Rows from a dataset

--------------------------------

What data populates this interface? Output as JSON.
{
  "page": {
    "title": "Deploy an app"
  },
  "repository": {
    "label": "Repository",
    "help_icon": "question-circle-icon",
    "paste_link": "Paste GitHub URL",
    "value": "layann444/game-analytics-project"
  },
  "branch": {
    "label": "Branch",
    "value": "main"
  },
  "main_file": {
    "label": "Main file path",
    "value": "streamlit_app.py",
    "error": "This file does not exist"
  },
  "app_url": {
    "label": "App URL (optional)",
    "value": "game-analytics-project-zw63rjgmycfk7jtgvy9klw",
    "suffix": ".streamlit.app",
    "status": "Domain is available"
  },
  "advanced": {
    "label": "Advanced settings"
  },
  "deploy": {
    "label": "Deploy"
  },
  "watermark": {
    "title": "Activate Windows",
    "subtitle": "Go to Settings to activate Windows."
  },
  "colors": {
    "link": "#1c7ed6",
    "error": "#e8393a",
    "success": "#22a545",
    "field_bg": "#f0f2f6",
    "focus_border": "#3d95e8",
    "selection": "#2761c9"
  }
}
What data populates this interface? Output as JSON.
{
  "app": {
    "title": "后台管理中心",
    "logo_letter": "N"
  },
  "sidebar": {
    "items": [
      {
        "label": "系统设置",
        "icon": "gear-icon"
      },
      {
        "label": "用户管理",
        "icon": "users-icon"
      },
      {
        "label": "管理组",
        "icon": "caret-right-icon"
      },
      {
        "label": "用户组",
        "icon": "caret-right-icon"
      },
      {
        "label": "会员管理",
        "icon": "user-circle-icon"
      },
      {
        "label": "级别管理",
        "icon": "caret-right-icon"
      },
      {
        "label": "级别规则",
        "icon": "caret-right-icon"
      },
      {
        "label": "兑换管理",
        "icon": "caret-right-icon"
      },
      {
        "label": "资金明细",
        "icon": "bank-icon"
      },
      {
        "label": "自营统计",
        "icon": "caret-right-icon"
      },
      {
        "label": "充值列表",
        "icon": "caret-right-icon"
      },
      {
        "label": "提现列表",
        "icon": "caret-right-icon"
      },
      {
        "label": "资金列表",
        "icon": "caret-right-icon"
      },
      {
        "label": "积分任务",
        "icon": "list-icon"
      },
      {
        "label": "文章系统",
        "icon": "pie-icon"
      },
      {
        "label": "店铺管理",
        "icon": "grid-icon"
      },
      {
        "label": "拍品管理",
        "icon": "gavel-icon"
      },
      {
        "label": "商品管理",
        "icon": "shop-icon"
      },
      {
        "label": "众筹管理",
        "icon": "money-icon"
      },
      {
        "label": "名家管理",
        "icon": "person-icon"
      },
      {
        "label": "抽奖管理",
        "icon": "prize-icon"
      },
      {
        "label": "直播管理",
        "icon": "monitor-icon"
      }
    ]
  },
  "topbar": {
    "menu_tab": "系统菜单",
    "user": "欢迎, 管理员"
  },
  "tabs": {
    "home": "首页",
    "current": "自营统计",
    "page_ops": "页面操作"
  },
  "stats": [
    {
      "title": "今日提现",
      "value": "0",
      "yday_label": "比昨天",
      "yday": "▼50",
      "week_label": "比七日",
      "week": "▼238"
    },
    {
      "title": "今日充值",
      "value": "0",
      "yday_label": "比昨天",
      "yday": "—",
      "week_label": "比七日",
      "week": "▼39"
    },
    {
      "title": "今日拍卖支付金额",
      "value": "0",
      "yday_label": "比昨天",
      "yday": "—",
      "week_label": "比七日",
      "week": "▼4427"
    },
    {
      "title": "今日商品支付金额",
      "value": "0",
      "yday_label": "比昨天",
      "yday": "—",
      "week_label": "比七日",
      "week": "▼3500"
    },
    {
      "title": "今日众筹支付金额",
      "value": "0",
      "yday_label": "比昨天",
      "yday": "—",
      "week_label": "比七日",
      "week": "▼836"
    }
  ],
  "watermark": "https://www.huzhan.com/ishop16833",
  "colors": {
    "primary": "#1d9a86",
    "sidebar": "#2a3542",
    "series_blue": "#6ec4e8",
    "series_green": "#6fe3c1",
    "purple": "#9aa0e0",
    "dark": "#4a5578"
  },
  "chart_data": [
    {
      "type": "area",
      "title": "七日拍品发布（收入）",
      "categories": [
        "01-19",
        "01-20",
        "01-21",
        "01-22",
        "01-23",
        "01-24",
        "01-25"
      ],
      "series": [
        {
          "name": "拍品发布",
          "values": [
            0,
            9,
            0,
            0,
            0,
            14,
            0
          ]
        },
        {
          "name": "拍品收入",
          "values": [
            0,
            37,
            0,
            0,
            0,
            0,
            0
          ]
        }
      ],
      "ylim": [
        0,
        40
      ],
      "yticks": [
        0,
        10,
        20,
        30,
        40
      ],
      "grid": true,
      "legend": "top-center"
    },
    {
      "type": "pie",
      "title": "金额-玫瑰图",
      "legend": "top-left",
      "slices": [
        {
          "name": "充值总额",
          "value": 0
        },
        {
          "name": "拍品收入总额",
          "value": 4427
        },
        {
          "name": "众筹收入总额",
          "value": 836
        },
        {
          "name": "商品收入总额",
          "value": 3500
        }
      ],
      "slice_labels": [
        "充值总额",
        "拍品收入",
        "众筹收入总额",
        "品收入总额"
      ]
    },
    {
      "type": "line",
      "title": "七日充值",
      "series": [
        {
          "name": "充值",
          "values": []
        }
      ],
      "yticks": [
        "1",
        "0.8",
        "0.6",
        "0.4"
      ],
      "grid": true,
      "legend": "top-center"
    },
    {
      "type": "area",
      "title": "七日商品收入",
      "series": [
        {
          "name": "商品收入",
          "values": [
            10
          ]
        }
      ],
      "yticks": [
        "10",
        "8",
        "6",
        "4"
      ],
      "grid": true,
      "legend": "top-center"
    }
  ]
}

--------------------------------

#### [What you need to do]
Copy down the whole of the data above, matching it exactly.

#### [Answer to this exercise]
What data populates this interface? Output as JSON.
{
  "page": {
    "title": "Deploy an app"
  },
  "repository": {
    "label": "Repository",
    "help_icon": "question-circle-icon",
    "paste_link": "Paste GitHub URL",
    "value": "layann444/game-analytics-project"
  },
  "branch": {
    "label": "Branch",
    "value": "main"
  },
  "main_file": {
    "label": "Main file path",
    "value": "streamlit_app.py",
    "error": "This file does not exist"
  },
  "app_url": {
    "label": "App URL (optional)",
    "value": "game-analytics-project-zw63rjgmycfk7jtgvy9klw",
    "suffix": ".streamlit.app",
    "status": "Domain is available"
  },
  "advanced": {
    "label": "Advanced settings"
  },
  "deploy": {
    "label": "Deploy"
  },
  "watermark": {
    "title": "Activate Windows",
    "subtitle": "Go to Settings to activate Windows."
  },
  "colors": {
    "link": "#1c7ed6",
    "error": "#e8393a",
    "success": "#22a545",
    "field_bg": "#f0f2f6",
    "focus_border": "#3d95e8",
    "selection": "#2761c9"
  }
}
What data populates this interface? Output as JSON.
{
  "app": {
    "title": "后台管理中心",
    "logo_letter": "N"
  },
  "sidebar": {
    "items": [
      {
        "label": "系统设置",
        "icon": "gear-icon"
      },
      {
        "label": "用户管理",
        "icon": "users-icon"
      },
      {
        "label": "管理组",
        "icon": "caret-right-icon"
      },
      {
        "label": "用户组",
        "icon": "caret-right-icon"
      },
      {
        "label": "会员管理",
        "icon": "user-circle-icon"
      },
      {
        "label": "级别管理",
        "icon": "caret-right-icon"
      },
      {
        "label": "级别规则",
        "icon": "caret-right-icon"
      },
      {
        "label": "兑换管理",
        "icon": "caret-right-icon"
      },
      {
        "label": "资金明细",
        "icon": "bank-icon"
      },
      {
        "label": "自营统计",
        "icon": "caret-right-icon"
      },
      {
        "label": "充值列表",
        "icon": "caret-right-icon"
      },
      {
        "label": "提现列表",
        "icon": "caret-right-icon"
      },
      {
        "label": "资金列表",
        "icon": "caret-right-icon"
      },
      {
        "label": "积分任务",
        "icon": "list-icon"
      },
      {
        "label": "文章系统",
        "icon": "pie-icon"
      },
      {
        "label": "店铺管理",
        "icon": "grid-icon"
      },
      {
        "label": "拍品管理",
        "icon": "gavel-icon"
      },
      {
        "label": "商品管理",
        "icon": "shop-icon"
      },
      {
        "label": "众筹管理",
        "icon": "money-icon"
      },
      {
        "label": "名家管理",
        "icon": "person-icon"
      },
      {
        "label": "抽奖管理",
        "icon": "prize-icon"
      },
      {
        "label": "直播管理",
        "icon": "monitor-icon"
      }
    ]
  },
  "topbar": {
    "menu_tab": "系统菜单",
    "user": "欢迎, 管理员"
  },
  "tabs": {
    "home": "首页",
    "current": "自营统计",
    "page_ops": "页面操作"
  },
  "stats": [
    {
      "title": "今日提现",
      "value": "0",
      "yday_label": "比昨天",
      "yday": "▼50",
      "week_label": "比七日",
      "week": "▼238"
    },
    {
      "title": "今日充值",
      "value": "0",
      "yday_label": "比昨天",
      "yday": "—",
      "week_label": "比七日",
      "week": "▼39"
    },
    {
      "title": "今日拍卖支付金额",
      "value": "0",
      "yday_label": "比昨天",
      "yday": "—",
      "week_label": "比七日",
      "week": "▼4427"
    },
    {
      "title": "今日商品支付金额",
      "value": "0",
      "yday_label": "比昨天",
      "yday": "—",
      "week_label": "比七日",
      "week": "▼3500"
    },
    {
      "title": "今日众筹支付金额",
      "value": "0",
      "yday_label": "比昨天",
      "yday": "—",
      "week_label": "比七日",
      "week": "▼836"
    }
  ],
  "watermark": "https://www.huzhan.com/ishop16833",
  "colors": {
    "primary": "#1d9a86",
    "sidebar": "#2a3542",
    "series_blue": "#6ec4e8",
    "series_green": "#6fe3c1",
    "purple": "#9aa0e0",
    "dark": "#4a5578"
  },
  "chart_data": [
    {
      "type": "area",
      "title": "七日拍品发布（收入）",
      "categories": [
        "01-19",
        "01-20",
        "01-21",
        "01-22",
        "01-23",
        "01-24",
        "01-25"
      ],
      "series": [
        {
          "name": "拍品发布",
          "values": [
            0,
            9,
            0,
            0,
            0,
            14,
            0
          ]
        },
        {
          "name": "拍品收入",
          "values": [
            0,
            37,
            0,
            0,
            0,
            0,
            0
          ]
        }
      ],
      "ylim": [
        0,
        40
      ],
      "yticks": [
        0,
        10,
        20,
        30,
        40
      ],
      "grid": true,
      "legend": "top-center"
    },
    {
      "type": "pie",
      "title": "金额-玫瑰图",
      "legend": "top-left",
      "slices": [
        {
          "name": "充值总额",
          "value": 0
        },
        {
          "name": "拍品收入总额",
          "value": 4427
        },
        {
          "name": "众筹收入总额",
          "value": 836
        },
        {
          "name": "商品收入总额",
          "value": 3500
        }
      ],
      "slice_labels": [
        "充值总额",
        "拍品收入",
        "众筹收入总额",
        "品收入总额"
      ]
    },
    {
      "type": "line",
      "title": "七日充值",
      "series": [
        {
          "name": "充值",
          "values": []
        }
      ],
      "yticks": [
        "1",
        "0.8",
        "0.6",
        "0.4"
      ],
      "grid": true,
      "legend": "top-center"
    },
    {
      "type": "area",
      "title": "七日商品收入",
      "series": [
        {
          "name": "商品收入",
          "values": [
            10
          ]
        }
      ],
      "yticks": [
        "10",
        "8",
        "6",
        "4"
      ],
      "grid": true,
      "legend": "top-center"
    }
  ]
}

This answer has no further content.